## Stated goal:
Using the records below, report how many lines hold "Trabalho", with no extra text.

## Rows from a dataset:
------------------------------------------------------------

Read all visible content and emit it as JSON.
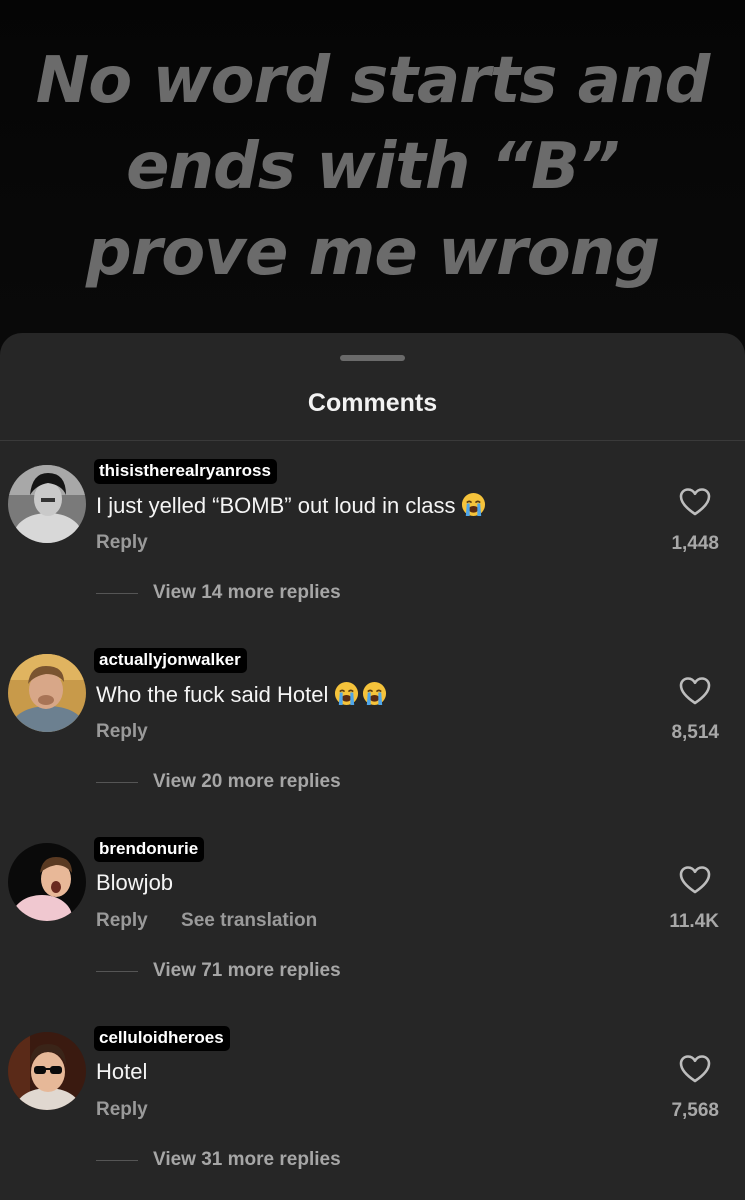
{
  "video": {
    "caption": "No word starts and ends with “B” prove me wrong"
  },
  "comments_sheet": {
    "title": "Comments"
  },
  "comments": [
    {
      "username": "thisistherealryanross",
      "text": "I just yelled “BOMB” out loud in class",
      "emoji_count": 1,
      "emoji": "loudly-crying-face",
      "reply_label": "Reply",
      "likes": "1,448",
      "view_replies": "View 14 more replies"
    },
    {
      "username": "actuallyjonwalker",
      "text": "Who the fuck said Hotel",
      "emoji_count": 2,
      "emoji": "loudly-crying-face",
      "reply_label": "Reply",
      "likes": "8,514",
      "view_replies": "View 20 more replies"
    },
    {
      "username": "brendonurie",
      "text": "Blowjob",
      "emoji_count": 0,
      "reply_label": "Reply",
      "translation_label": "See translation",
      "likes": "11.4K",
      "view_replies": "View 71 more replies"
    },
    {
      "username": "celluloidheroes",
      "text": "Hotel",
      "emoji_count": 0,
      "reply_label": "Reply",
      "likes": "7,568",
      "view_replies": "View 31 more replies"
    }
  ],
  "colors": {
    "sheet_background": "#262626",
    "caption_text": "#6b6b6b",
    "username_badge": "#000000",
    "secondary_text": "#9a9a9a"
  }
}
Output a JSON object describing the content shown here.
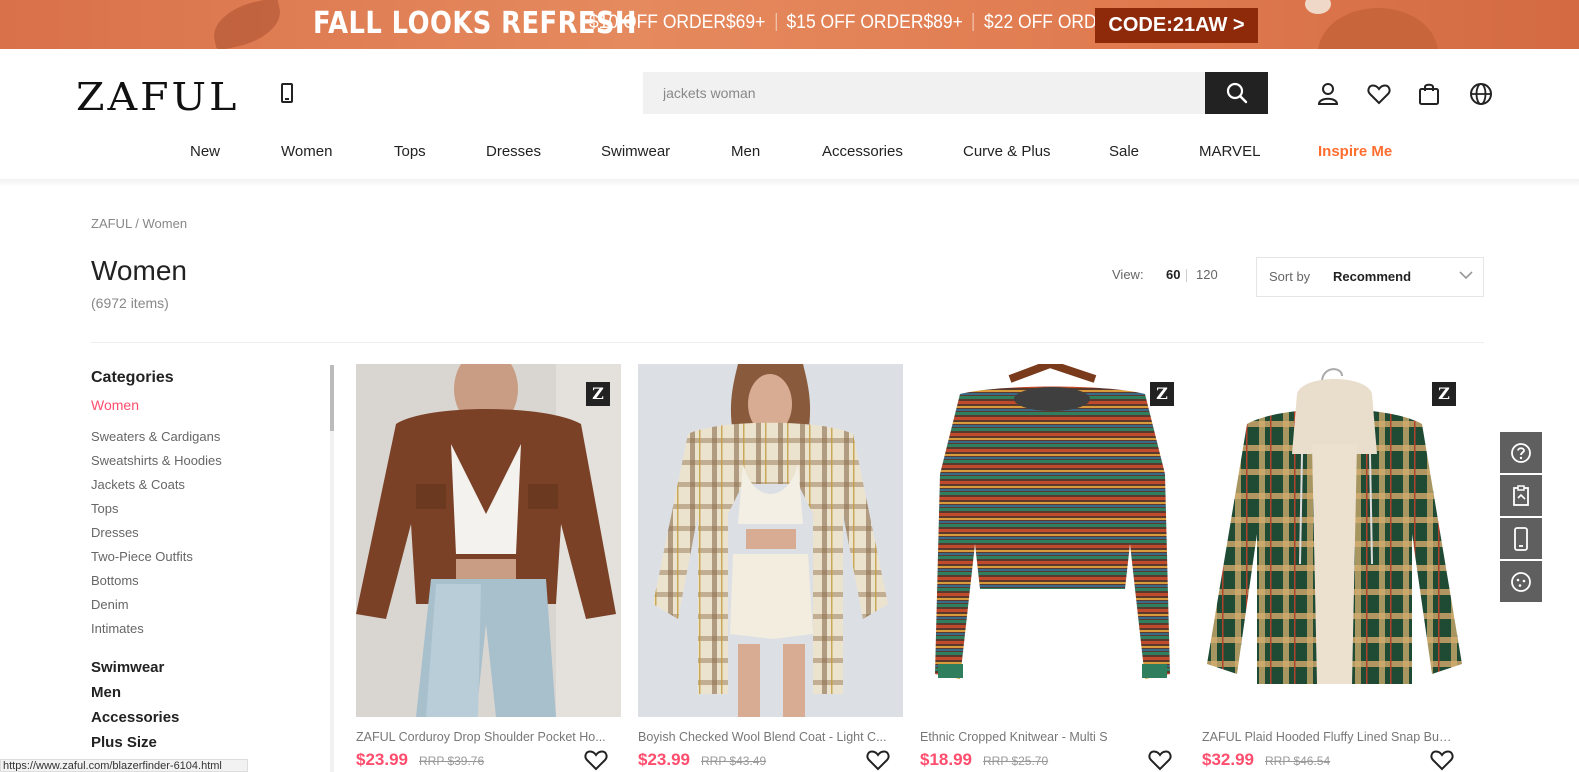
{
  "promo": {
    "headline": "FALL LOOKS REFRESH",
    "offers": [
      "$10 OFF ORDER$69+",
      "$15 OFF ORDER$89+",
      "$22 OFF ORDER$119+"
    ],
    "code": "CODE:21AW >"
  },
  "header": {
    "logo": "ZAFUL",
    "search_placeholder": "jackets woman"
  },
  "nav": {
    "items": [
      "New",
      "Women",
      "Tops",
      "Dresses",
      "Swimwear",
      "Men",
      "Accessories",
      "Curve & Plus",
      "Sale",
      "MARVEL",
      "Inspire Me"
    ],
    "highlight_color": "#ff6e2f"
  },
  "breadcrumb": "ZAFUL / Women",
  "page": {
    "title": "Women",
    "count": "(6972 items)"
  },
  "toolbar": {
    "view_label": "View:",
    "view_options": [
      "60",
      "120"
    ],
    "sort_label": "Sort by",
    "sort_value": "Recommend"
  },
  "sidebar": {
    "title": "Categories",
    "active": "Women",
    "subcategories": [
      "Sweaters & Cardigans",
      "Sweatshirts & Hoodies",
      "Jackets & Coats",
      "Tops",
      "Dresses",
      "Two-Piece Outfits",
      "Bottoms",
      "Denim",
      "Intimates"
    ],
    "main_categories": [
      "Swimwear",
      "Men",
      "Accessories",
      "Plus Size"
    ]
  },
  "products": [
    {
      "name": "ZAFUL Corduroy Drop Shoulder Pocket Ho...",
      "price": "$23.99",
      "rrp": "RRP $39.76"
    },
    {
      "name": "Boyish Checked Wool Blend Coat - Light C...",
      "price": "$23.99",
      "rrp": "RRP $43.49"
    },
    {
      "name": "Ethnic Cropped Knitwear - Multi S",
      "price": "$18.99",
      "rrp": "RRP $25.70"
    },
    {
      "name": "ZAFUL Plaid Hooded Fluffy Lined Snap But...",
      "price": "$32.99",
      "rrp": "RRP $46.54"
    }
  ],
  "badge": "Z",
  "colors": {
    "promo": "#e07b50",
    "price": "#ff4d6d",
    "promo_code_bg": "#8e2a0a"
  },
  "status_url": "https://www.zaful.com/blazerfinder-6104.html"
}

------------------------------------------------------------

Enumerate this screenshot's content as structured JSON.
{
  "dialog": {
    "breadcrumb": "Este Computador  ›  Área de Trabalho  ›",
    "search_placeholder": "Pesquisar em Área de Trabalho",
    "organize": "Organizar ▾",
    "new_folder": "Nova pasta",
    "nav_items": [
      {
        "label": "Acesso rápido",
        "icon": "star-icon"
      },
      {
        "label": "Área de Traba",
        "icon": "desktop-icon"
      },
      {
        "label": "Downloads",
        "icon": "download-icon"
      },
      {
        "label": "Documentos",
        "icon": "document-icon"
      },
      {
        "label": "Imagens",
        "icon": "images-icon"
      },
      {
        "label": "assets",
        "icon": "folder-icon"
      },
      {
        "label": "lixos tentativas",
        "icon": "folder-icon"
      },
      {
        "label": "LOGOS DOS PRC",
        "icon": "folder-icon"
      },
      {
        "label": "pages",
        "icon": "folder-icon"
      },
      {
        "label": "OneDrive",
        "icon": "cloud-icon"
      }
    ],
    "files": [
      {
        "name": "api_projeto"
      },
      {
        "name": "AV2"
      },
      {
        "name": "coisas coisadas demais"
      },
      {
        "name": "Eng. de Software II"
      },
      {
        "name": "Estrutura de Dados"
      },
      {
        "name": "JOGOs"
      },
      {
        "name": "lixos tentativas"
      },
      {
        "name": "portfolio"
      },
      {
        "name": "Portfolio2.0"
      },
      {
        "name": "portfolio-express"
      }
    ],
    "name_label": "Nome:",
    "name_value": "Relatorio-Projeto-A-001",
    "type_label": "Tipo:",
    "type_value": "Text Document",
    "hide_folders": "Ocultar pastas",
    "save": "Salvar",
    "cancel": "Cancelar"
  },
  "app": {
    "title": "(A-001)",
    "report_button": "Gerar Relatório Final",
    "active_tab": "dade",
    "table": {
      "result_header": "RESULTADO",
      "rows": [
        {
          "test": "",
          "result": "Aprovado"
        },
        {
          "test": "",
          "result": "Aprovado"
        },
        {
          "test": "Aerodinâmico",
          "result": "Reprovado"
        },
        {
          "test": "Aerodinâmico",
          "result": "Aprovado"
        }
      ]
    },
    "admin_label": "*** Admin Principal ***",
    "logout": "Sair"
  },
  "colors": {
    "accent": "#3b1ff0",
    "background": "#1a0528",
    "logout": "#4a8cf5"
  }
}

------------------------------------------------------------

## Correct output:
2